* **The exercise**
Pull every line containing "this" from the entries.

[A block of data]
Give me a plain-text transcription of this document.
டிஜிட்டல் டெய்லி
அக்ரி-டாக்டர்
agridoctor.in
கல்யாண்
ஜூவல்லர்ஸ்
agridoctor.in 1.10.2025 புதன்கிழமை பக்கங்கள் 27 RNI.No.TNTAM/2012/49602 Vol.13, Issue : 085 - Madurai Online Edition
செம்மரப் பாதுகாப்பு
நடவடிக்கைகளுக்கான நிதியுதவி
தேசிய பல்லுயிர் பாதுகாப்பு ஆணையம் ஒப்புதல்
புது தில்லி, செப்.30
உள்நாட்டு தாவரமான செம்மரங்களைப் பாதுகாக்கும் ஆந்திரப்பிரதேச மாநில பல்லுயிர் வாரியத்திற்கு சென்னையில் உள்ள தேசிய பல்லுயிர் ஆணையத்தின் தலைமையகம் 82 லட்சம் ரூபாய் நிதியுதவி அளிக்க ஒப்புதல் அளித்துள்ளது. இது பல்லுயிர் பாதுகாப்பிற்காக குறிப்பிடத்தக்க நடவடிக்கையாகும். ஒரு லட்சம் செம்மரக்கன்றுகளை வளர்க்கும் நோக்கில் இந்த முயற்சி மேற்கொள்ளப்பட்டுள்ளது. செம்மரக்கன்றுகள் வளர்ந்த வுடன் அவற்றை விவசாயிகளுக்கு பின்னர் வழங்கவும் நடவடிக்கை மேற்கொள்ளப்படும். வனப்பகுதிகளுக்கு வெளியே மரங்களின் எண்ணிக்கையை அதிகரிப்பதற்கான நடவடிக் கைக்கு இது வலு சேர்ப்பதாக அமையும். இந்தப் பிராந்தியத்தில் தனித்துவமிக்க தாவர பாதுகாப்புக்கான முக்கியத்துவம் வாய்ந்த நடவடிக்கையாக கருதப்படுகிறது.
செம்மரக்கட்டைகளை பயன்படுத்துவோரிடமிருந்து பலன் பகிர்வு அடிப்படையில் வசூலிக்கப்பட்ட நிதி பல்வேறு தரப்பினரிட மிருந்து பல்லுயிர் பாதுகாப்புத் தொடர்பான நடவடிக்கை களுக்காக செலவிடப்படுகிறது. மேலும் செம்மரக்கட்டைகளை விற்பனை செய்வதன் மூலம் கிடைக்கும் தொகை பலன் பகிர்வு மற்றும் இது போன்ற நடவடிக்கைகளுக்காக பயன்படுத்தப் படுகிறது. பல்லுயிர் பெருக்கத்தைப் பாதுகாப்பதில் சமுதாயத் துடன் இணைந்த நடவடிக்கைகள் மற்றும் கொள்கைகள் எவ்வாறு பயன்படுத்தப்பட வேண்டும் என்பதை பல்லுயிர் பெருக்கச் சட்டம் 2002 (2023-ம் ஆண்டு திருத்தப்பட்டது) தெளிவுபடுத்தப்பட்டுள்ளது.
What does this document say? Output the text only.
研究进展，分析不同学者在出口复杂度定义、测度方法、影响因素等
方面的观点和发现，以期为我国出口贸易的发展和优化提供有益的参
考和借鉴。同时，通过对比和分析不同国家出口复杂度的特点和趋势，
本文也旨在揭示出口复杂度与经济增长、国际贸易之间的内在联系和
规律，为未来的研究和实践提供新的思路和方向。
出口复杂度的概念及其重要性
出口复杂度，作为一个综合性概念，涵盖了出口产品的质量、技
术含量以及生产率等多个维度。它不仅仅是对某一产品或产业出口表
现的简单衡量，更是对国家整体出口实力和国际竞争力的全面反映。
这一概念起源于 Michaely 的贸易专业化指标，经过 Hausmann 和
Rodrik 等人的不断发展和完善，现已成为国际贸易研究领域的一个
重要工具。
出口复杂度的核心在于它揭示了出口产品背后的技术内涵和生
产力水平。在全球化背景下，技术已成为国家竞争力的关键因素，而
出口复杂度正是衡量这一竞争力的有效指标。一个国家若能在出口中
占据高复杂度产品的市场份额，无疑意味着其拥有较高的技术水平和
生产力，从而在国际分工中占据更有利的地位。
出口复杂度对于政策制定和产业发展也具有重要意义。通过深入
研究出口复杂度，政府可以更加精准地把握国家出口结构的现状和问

* **Written solution**
Give me a plain-text transcription of this document.
What does this document say? Output the text only.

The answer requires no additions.